Passage -
☆ ☆ ☆ ☆ ☆ ☆ ☆
The Johnstons Creek sewage aqueduct was completed in 1897 and is a major and visibly strong component of the Northern Main Sewer extension of the Bondi Ocean Outfall Sewer. The aqueduct arches and carrier are one of the first major constructions undertaken using reinforced concrete in NSW and one of the first in Australia. The slender proportions of the supporting arches and sewage carrier along with its historic technological value are a major landmark for Sydney. The aqueduct is a major element of the historic built environment of the local area, and a long held part of the recreational reserve . The significant elements are its location within a park setting, technology of construction and past and ongoing use.

Johnston's Creek Sewer Aqueduct was listed on the New South Wales State Heritage Register on 18 November 1999 having satisfied the following criteria.

The place is important in demonstrating the course, or pattern, of cultural or natural history in New South Wales.

The aqueduct is particularly associated with the engineer W. J. Baltzer, and the firm Carter Gummow & Co. early advocates of the use of reinforced concrete (the Monier system) in this country, of which this is one. The Johnstons Creek sewage aqueduct is a major and highly visible component of the Northern Main Sewer extension of the Bondi Ocean Outfall Sewer completed in 1897. The extension provided for the sewerage of the areas of densely populated inner-western suburbs of Balmain, Annandale and Glebe.

The place is important in demonstrating aesthetic characteristics and/or a high degree of creative or technical achievement in New South Wales.

The sewage aqueduct is a prominent element in the historic built environment of Leichhardt and Forest Lodge. The aqueduct in consideration of its length, height and slender proportions is an impressive sight, and a landmark in Sydney.

The place has a strong or special association with a particular community or cultural group in New South Wales for social, cultural or spiritual reasons.

The aqueduct is a major element of the historic built environment of the local government area of Leichhardt and provides a focusfor the contemporary community for an understanding of the historical development of the local area. It is listed by authorities such as the National Trust of Australia (NSW), the Australian Heritage Commission, and the Institution of Engineers (Australia).

The place has potential to yield information that will contribute to an understanding of the cultural or natural history of New South Wales.

The aqueduct is one of the first major constructions undertaken using reinforced concrete in NSW and one of the first in Australia. The built fabric is therefore a unique repository for the study of the early development of reinforced construction.

The place possesses uncommon, rare or endangered aspects of the cultural or natural history of New South Wales.

It is rare in Australia in consideration of the extent and date of the reinforced construction technique.

The place is important in demonstrating the principal characteristics of a class of cultural or natural places/environments in New South Wales.

It is representative in its function which is widespread across Sydney.

== Engineering heritage ==
The aqueduct received a Historic Engineering Marker from Engineers Australia as part of its Engineering Heritage Recognition Program.
☆ ☆ ☆ ☆ ☆ ☆ ☆
Dataset content -
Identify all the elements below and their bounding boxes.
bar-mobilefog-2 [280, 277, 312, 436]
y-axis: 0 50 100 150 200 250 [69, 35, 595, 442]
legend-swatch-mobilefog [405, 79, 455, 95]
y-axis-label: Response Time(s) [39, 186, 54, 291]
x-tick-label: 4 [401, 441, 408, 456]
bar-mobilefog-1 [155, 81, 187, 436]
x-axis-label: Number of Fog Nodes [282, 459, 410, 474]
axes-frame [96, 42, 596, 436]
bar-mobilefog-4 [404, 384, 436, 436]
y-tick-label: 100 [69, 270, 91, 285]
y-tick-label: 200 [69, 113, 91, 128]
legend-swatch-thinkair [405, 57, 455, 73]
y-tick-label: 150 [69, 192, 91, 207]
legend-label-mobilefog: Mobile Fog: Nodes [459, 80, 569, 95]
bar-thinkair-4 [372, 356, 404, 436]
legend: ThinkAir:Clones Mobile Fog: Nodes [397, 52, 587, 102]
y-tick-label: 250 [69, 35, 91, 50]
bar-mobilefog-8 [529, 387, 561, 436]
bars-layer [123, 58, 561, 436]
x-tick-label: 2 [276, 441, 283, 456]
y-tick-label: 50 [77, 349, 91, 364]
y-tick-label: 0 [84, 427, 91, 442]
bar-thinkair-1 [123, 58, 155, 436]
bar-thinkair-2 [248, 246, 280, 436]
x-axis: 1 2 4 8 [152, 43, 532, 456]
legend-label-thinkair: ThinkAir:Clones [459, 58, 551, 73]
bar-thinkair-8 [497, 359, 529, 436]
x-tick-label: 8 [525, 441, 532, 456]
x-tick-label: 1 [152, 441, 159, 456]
☆ ☆ ☆ ☆ ☆ ☆ ☆
Work to be completed -
Reproduce the aqueduct heritage listing from "It is representative" to "Heritage Recognition Program.", swapping "representative" for "typical".

Result -
It is typical in its function which is widespread across Sydney.

== Engineering heritage ==
The aqueduct received a Historic Engineering Marker from Engineers Australia as part of its Engineering Heritage Recognition Program.